### Activity
What is the count of lines below that include "objectiones"? Reply with nothing else.
+++++
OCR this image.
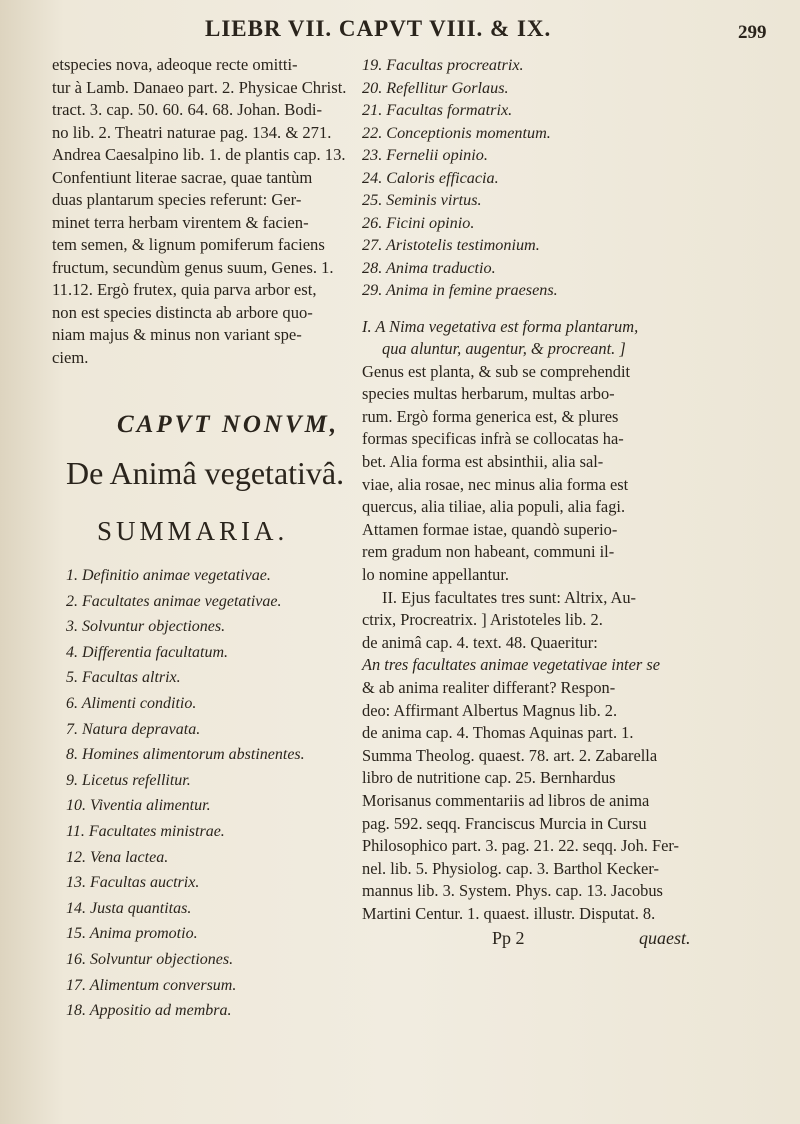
LIEBR VII. CAPVT VIII. & IX.	299
etspecies nova, adeoque recte omitti-
tur à Lamb. Danaeo part. 2. Physicae Christ.
tract. 3. cap. 50. 60. 64. 68. Johan. Bodi-
no lib. 2. Theatri naturae pag. 134. & 271.
Andrea Caesalpino lib. 1. de plantis cap. 13.
Confentiunt literae sacrae, quae tantùm
duas plantarum species referunt: Ger-
minet terra herbam virentem & facien-
tem semen, & lignum pomiferum faciens
fructum, secundùm genus suum, Genes. 1.
11.12. Ergò frutex, quia parva arbor est,
non est species distincta ab arbore quo-
niam majus & minus non variant spe-
ciem.
CAPVT NONVM,
De Animâ vegetativâ.
SUMMARIA.
1. Definitio animae vegetativae.
2. Facultates animae vegetativae.
3. Solvuntur objectiones.
4. Differentia facultatum.
5. Facultas altrix.
6. Alimenti conditio.
7. Natura depravata.
8. Homines alimentorum abstinentes.
9. Licetus refellitur.
10. Viventia alimentur.
11. Facultates ministrae.
12. Vena lactea.
13. Facultas auctrix.
14. Justa quantitas.
15. Anima promotio.
16. Solvuntur objectiones.
17. Alimentum conversum.
18. Appositio ad membra.
19. Facultas procreatrix.
20. Refellitur Gorlaus.
21. Facultas formatrix.
22. Conceptionis momentum.
23. Fernelii opinio.
24. Caloris efficacia.
25. Seminis virtus.
26. Ficini opinio.
27. Aristotelis testimonium.
28. Anima traductio.
29. Anima in femine praesens.
I. A Nima vegetativa est forma plantarum,
qua aluntur, augentur, & procreant. ]
Genus est planta, & sub se comprehendit
species multas herbarum, multas arbo-
rum. Ergò forma generica est, & plures
formas specificas infrà se collocatas ha-
bet. Alia forma est absinthii, alia sal-
viae, alia rosae, nec minus alia forma est
quercus, alia tiliae, alia populi, alia fagi.
Attamen formae istae, quandò superio-
rem gradum non habeant, communi il-
lo nomine appellantur.
II. Ejus facultates tres sunt: Altrix, Au-
ctrix, Procreatrix. ] Aristoteles lib. 2.
de animâ cap. 4. text. 48. Quaeritur:
An tres facultates animae vegetativae inter se
& ab anima realiter differant? Respon-
deo: Affirmant Albertus Magnus lib. 2.
de anima cap. 4. Thomas Aquinas part. 1.
Summa Theolog. quaest. 78. art. 2. Zabarella
libro de nutritione cap. 25. Bernhardus
Morisanus commentariis ad libros de anima
pag. 592. seqq. Franciscus Murcia in Cursu
Philosophico part. 3. pag. 21. 22. seqq. Joh. Fer-
nel. lib. 5. Physiolog. cap. 3. Barthol Kecker-
mannus lib. 3. System. Phys. cap. 13. Jacobus
Martini Centur. 1. quaest. illustr. Disputat. 8.
Pp 2	quaest.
+++++
### Output of the task
2